Walkom o Monte Cassino wiele miejsca w swej twórczości poświęcił Melchior Wańkowicz. W „Szkicach spod Monte Cassino” pisał:
„Przejście na Rzym pod Monte Cassino było od niepamiętnych czasów miejscem, w którym obrońcy Włoch zastępowali drogę najeźdźcom ciągnącym z południa. W tym miejscu góry spiętrzone od morza do morza zostawiają tylko pas dziesięciokilometrowej szerokości, którym płynie rzeka Liri. O sforsowanie tego przejścia walczono od wieków i ten klasyczny przedmiot obrony był stale przerabiany w zadaniach włoskiego sztabu generalnego”.
Kluczowy punkt w linii Gustawa
W roku 1943 alianci wylądowali na Sycylii. Od tamtej pory posuwali się stopniowo na północ, spychając Niemców do środkowych Włoch. Ostatnim punktem oporu było Monte Cassino. W przypadku jego zajęcia droga do Rzymu stałaby otworem.

→ OPIS ZADANIA:
Wyjaśnij w jednym do trzech zdań, dlaczego według tekstu o Monte Cassino zajęcie tego miejsca miało dla aliantów kluczowe znaczenie. Zamieszczone dalej wiersze nie mają tu żadnego znaczenia.

→ WYODRĘBNIONY MATERIAŁ:
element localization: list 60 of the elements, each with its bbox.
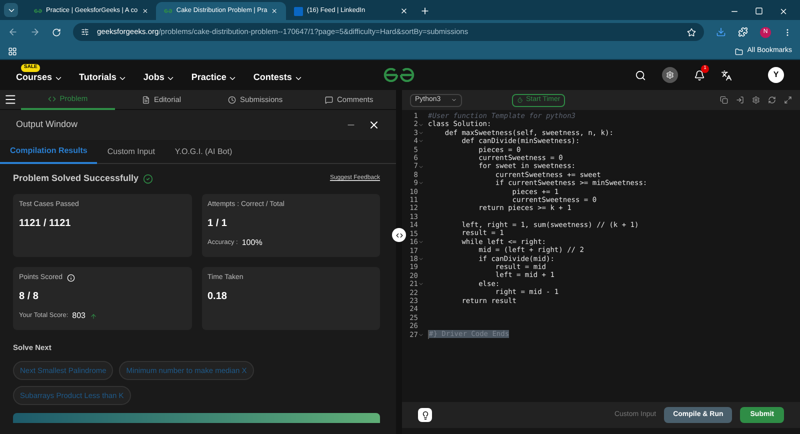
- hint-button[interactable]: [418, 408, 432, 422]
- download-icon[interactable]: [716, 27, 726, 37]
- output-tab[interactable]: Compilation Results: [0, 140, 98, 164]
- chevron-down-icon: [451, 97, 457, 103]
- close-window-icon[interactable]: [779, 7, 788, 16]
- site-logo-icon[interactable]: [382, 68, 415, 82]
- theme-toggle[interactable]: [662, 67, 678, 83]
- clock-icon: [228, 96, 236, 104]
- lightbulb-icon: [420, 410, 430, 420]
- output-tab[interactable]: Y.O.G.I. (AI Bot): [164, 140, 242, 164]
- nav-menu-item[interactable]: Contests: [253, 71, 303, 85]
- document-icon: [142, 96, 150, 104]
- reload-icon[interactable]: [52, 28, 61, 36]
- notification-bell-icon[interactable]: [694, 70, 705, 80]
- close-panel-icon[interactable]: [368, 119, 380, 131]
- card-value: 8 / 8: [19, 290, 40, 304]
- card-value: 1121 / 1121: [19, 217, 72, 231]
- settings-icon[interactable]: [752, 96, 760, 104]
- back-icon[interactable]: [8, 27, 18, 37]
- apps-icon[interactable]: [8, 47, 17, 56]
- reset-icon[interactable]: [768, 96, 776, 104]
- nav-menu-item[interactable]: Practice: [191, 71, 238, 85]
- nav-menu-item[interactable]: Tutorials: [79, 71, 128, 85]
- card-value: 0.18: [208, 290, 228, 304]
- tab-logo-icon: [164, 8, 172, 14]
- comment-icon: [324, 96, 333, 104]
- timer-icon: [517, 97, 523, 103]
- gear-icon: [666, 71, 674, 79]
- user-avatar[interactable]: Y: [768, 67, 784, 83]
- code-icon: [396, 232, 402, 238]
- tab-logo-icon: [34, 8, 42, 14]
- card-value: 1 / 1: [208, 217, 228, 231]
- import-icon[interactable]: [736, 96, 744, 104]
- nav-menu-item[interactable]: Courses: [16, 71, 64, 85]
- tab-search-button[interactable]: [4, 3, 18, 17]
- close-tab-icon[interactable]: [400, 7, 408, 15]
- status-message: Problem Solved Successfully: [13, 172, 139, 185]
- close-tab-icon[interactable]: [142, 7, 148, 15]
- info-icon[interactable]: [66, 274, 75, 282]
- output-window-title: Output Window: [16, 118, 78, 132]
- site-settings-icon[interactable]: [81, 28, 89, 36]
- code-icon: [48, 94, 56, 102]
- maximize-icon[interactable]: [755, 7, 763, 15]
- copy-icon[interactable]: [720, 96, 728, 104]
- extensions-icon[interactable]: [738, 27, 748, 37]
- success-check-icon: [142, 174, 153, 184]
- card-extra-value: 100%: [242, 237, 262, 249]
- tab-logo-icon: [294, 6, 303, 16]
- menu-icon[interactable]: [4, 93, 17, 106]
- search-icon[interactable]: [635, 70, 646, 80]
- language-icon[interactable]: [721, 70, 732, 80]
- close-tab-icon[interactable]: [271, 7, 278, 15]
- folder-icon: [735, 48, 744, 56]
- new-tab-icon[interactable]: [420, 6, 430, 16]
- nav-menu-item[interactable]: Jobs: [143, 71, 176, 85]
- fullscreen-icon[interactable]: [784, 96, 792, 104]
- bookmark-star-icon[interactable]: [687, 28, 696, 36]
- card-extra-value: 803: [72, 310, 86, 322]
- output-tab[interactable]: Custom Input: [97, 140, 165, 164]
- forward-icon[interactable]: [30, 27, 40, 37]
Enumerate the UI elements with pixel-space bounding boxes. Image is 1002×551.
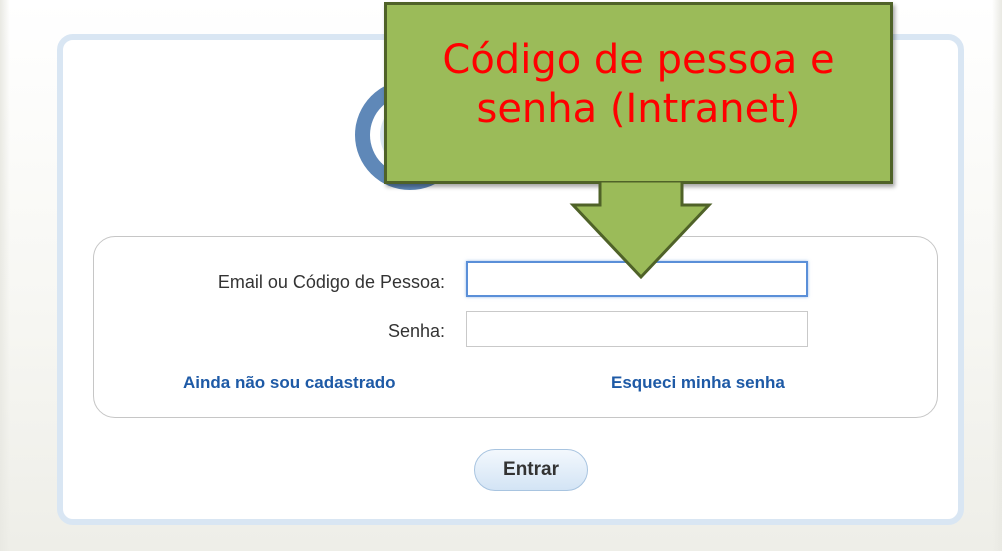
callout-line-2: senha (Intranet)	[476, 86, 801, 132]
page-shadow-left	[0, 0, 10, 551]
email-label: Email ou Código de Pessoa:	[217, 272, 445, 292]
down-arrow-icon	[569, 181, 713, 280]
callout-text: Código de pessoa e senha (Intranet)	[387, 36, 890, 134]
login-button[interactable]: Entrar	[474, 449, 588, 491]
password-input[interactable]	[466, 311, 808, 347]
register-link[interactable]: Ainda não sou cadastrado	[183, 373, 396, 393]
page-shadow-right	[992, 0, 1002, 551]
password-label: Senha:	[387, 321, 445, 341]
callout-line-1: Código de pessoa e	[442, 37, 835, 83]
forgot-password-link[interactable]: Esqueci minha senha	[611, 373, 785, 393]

→ ODPOWIEDŹ PISEMNA:
Monte Cassino było ostatnim punktem oporu Niemców, których alianci od lądowania na Sycylii w 1943 roku spychali na północ. Po jego zajęciu droga do Rzymu stałaby otworem.